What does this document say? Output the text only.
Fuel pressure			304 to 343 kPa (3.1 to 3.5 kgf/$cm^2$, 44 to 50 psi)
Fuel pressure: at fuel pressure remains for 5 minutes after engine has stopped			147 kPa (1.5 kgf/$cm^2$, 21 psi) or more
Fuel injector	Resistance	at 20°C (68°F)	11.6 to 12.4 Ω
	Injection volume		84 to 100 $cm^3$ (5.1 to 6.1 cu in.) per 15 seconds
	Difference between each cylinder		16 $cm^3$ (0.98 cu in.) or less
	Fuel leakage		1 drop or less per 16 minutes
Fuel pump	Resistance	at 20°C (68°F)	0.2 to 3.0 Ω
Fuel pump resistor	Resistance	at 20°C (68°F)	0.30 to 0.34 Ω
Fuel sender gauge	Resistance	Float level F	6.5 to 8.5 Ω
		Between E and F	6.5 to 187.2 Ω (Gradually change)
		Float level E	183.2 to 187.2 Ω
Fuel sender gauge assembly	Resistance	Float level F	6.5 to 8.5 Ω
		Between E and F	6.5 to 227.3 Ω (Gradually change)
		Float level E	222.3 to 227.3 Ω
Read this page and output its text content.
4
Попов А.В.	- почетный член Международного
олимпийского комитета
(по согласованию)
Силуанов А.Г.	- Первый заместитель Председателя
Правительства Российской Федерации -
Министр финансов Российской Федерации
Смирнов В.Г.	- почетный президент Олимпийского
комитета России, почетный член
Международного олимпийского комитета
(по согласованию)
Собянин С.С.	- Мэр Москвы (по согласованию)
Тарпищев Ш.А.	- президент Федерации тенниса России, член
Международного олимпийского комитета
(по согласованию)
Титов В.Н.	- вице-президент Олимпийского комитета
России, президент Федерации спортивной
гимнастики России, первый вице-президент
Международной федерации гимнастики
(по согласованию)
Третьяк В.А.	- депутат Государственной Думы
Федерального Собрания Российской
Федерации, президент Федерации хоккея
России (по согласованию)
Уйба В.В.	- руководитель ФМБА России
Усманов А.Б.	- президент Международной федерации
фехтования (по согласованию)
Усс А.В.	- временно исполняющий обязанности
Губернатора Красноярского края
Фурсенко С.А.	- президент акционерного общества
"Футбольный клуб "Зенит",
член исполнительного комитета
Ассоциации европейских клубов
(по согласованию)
+ + + + +
Look above for every line with the word "level" and copy it.

Fuel sender gauge	Resistance	Float level F	6.5 to 8.5 Ω
		Float level E	183.2 to 187.2 Ω
Fuel sender gauge assembly	Resistance	Float level F	6.5 to 8.5 Ω
		Float level E	222.3 to 227.3 Ω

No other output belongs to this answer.